-- begin --
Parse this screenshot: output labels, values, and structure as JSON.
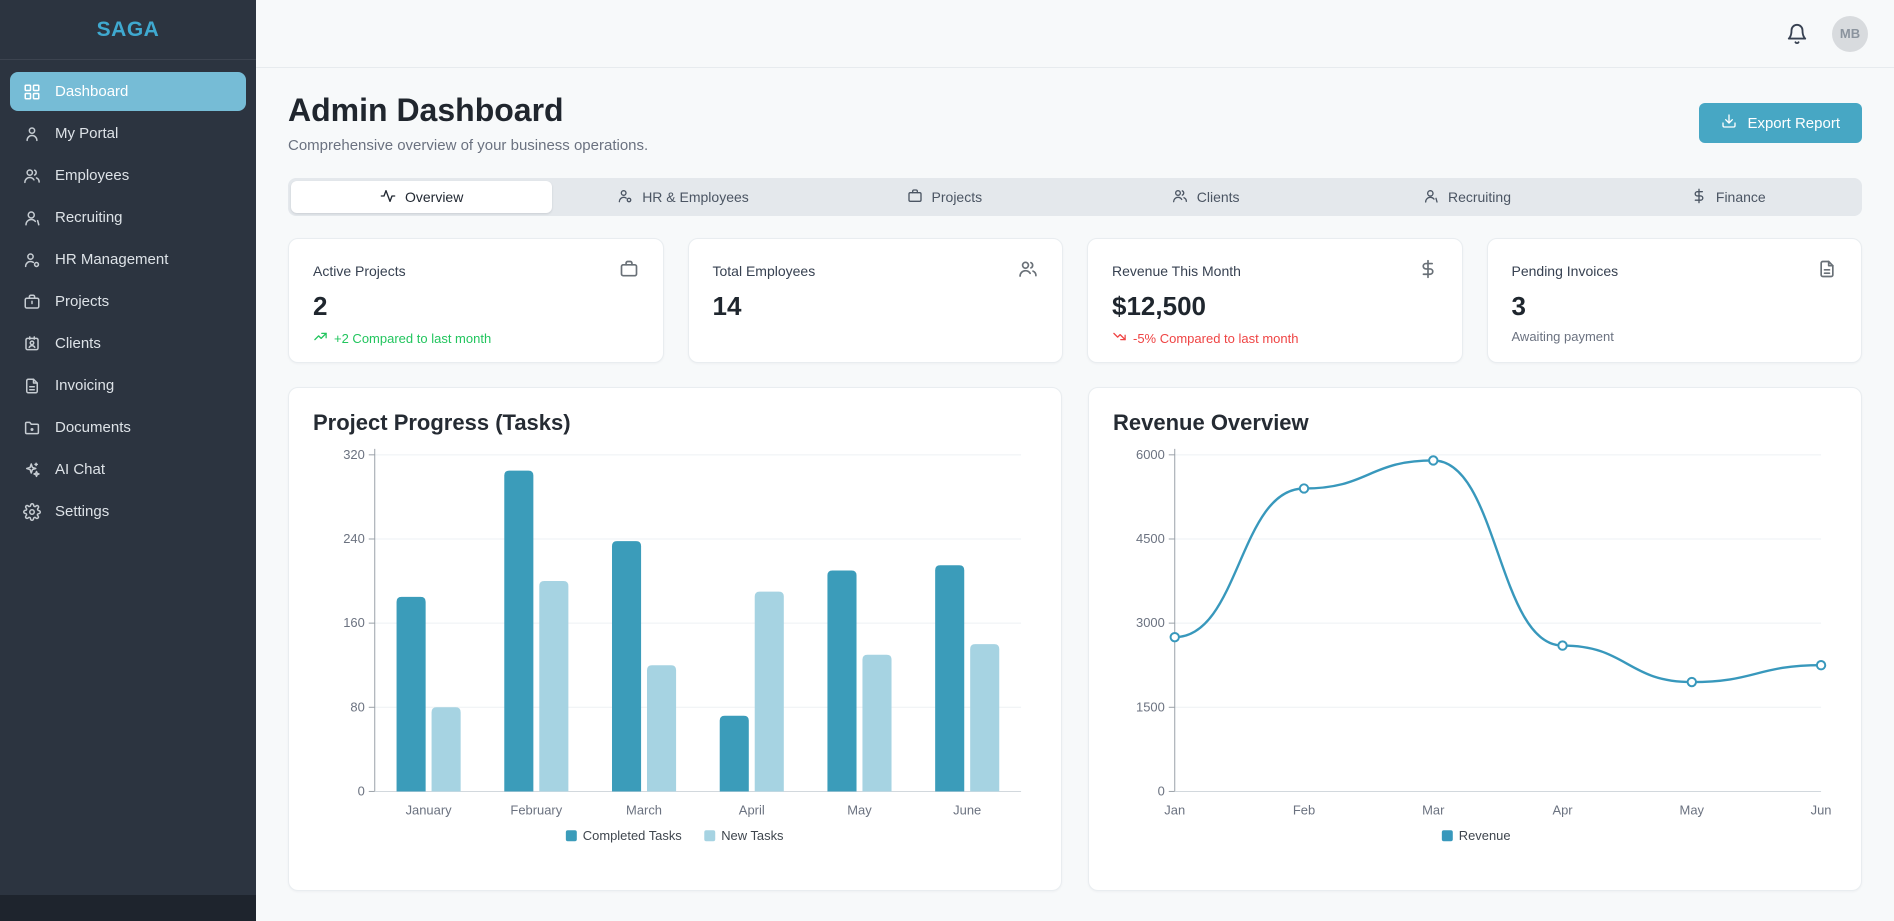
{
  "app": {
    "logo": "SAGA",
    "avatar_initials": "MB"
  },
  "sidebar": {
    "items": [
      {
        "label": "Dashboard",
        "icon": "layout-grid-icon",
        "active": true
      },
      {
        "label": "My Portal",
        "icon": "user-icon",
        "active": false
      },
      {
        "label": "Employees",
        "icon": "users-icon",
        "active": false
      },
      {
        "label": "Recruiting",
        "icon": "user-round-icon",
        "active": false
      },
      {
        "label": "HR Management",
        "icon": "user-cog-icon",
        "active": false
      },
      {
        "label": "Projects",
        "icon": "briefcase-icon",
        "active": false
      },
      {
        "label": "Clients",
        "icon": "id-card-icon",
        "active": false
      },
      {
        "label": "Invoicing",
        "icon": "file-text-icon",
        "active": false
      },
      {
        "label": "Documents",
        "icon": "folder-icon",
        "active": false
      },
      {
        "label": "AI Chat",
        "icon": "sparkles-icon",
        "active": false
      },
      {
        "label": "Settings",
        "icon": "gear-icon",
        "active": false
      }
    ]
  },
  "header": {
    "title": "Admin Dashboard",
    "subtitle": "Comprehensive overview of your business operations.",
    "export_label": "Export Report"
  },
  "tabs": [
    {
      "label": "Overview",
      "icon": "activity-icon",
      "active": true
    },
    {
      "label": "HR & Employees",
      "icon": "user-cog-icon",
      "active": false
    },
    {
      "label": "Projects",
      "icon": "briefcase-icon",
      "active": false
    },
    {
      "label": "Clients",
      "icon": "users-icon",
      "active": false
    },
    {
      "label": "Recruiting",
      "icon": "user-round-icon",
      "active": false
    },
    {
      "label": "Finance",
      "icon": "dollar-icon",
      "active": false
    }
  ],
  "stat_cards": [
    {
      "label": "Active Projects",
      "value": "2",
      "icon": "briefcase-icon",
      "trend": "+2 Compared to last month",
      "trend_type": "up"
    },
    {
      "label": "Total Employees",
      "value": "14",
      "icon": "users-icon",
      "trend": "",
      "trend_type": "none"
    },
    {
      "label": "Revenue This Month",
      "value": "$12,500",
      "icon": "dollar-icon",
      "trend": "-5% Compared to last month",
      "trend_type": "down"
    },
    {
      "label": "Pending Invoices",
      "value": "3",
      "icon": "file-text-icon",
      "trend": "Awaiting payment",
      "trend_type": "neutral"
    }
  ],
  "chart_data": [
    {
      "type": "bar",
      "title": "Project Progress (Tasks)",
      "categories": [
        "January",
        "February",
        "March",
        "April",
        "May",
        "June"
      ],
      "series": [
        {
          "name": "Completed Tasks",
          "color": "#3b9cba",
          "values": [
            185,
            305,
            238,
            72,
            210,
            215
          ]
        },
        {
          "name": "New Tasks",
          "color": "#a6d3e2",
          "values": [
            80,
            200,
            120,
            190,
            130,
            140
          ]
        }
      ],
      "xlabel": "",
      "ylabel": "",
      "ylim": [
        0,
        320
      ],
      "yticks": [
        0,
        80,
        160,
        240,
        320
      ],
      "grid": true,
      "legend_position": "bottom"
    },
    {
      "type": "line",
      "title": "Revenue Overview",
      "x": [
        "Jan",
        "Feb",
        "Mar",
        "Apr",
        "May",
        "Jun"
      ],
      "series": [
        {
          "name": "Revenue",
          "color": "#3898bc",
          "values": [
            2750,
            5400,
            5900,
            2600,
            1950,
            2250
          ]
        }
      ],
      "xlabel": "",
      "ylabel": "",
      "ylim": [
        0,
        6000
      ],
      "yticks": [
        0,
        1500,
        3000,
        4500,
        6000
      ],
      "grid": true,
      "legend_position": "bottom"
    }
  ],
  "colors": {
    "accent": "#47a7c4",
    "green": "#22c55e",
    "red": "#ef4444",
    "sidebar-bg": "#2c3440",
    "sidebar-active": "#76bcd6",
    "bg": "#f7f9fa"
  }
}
-- end --
> **THE TASK**
Scan the listing above for the word "sidebar" and copy every line that holds it.

> **SOLUTION**
  "sidebar": {
    "sidebar-bg": "#2c3440",
    "sidebar-active": "#76bcd6",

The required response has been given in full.